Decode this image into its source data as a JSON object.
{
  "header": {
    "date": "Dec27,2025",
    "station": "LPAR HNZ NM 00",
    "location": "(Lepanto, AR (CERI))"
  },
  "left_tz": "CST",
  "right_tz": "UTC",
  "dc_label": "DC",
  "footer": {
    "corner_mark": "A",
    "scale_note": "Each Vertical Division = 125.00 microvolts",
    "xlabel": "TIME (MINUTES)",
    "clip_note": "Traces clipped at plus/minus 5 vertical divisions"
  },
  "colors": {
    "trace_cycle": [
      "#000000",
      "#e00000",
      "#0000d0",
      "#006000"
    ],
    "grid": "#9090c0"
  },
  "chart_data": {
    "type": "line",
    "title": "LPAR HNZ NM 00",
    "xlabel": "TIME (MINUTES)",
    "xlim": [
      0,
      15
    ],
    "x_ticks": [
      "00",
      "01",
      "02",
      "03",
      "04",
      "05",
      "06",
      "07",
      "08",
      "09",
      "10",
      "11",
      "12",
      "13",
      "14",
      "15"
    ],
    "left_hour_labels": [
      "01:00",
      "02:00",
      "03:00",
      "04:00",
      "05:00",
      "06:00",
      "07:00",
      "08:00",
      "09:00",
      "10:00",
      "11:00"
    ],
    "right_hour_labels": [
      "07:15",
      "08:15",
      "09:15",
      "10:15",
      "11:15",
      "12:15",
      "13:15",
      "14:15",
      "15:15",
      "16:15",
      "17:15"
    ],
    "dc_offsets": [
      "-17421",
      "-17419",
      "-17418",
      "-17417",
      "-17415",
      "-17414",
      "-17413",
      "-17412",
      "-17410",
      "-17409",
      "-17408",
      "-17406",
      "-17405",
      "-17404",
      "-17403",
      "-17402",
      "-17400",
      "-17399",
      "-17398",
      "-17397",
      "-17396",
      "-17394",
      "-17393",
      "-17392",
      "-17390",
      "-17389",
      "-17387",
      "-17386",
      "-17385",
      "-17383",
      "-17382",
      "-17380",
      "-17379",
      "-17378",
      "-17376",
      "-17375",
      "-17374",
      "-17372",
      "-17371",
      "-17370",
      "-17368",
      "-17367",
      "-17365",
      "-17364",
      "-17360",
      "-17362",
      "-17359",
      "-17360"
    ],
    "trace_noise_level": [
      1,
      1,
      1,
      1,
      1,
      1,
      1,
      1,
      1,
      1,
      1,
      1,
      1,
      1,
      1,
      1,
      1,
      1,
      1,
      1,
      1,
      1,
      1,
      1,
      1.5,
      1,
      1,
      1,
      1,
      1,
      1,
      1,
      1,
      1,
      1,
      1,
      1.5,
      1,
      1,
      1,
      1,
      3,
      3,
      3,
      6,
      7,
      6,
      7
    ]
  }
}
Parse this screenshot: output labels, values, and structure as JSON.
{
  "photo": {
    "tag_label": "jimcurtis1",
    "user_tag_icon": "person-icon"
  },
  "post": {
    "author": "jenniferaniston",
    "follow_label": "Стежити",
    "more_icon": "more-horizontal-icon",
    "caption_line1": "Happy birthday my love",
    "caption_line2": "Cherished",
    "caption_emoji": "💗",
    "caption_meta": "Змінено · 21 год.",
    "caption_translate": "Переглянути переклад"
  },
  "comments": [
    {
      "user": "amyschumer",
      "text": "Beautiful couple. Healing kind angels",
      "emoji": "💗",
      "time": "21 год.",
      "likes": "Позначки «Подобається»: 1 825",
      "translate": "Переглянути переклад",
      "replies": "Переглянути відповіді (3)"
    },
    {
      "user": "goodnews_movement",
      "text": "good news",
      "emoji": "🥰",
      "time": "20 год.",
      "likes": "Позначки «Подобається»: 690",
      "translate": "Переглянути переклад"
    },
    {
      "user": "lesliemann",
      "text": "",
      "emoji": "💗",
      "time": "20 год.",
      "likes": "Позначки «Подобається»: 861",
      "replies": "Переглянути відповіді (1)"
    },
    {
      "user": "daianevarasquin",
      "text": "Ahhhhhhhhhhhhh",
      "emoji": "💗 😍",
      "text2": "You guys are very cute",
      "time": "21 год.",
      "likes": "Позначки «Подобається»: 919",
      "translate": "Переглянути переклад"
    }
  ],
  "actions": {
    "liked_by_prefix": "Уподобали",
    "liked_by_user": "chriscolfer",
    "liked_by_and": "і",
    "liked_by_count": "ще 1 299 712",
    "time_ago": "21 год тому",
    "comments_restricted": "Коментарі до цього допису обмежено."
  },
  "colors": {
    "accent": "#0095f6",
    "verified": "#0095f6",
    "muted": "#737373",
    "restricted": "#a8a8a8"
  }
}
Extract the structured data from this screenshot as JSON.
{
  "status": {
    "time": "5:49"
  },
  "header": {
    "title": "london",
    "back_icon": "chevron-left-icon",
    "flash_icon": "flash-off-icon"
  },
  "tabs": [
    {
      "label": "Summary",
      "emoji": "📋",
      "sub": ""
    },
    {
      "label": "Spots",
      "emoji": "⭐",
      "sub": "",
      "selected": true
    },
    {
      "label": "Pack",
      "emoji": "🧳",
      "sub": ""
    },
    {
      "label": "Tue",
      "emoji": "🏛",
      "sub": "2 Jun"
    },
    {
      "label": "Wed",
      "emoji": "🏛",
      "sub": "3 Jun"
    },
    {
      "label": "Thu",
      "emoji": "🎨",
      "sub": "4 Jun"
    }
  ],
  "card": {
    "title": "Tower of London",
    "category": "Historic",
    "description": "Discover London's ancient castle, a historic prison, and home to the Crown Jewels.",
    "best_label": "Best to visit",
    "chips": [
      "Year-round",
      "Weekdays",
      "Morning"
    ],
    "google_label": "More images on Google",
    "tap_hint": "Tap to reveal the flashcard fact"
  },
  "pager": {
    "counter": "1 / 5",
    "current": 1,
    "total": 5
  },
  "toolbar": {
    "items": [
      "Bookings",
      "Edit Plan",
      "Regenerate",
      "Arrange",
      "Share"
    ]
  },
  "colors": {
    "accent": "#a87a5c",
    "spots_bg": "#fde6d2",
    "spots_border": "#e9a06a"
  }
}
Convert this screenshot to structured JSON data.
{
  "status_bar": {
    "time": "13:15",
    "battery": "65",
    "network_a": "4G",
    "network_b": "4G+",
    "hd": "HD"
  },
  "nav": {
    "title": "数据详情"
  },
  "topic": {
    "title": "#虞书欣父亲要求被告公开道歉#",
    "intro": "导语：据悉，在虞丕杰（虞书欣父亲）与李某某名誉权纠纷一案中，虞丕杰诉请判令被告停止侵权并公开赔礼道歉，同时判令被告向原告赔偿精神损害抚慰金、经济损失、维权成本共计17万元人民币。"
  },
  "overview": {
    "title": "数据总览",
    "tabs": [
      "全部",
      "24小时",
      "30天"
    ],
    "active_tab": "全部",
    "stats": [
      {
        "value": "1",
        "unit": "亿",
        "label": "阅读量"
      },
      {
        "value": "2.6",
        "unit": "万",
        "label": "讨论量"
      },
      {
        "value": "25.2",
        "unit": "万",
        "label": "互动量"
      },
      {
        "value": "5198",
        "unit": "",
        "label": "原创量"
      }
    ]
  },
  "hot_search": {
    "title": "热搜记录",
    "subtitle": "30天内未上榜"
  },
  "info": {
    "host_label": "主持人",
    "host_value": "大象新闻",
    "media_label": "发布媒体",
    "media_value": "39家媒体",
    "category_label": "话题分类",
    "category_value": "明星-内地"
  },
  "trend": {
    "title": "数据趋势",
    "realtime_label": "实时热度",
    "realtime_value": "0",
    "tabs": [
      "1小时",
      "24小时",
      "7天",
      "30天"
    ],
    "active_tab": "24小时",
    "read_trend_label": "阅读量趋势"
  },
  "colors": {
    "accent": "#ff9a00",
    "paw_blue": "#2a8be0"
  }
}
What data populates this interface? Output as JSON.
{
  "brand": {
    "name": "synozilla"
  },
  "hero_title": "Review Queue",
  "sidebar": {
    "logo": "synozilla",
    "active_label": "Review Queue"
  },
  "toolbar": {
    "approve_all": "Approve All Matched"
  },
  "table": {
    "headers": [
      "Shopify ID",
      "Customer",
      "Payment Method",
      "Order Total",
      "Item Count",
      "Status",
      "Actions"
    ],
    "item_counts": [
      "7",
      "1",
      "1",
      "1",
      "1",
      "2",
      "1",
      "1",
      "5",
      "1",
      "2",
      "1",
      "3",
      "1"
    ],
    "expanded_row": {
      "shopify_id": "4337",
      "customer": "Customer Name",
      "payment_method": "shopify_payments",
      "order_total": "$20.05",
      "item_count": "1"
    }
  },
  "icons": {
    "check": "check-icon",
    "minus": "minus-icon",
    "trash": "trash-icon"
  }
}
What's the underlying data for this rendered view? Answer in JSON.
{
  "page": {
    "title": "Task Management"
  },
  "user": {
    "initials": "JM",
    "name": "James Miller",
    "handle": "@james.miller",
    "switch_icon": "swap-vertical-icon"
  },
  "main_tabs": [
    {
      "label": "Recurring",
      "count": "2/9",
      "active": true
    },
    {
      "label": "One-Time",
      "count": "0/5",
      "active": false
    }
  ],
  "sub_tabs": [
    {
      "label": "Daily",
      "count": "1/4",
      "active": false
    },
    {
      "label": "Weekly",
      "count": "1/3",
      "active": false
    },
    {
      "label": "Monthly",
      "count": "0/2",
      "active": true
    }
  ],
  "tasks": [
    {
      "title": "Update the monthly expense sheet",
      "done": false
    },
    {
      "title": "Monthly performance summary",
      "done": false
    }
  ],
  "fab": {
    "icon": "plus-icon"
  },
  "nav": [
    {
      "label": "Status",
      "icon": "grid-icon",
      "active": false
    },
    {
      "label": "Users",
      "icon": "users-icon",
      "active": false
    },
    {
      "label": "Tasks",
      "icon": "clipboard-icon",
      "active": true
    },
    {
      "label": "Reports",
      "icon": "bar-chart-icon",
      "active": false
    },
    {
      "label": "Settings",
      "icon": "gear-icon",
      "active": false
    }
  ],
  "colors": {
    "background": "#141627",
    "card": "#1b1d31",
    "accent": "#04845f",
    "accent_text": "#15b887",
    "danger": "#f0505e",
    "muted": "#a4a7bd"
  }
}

==================================================

#### WHAT THIS TASK INVOLVES:
Wherever "JSON" shows up in a line, copy that line.

#### REPLY TO THE TASK:
Decode this image into its source data as a JSON object.
Parse this screenshot: output labels, values, and structure as JSON.
Extract the structured data from this screenshot as JSON.
Convert this screenshot to structured JSON data.
What data populates this interface? Output as JSON.
What's the underlying data for this rendered view? Answer in JSON.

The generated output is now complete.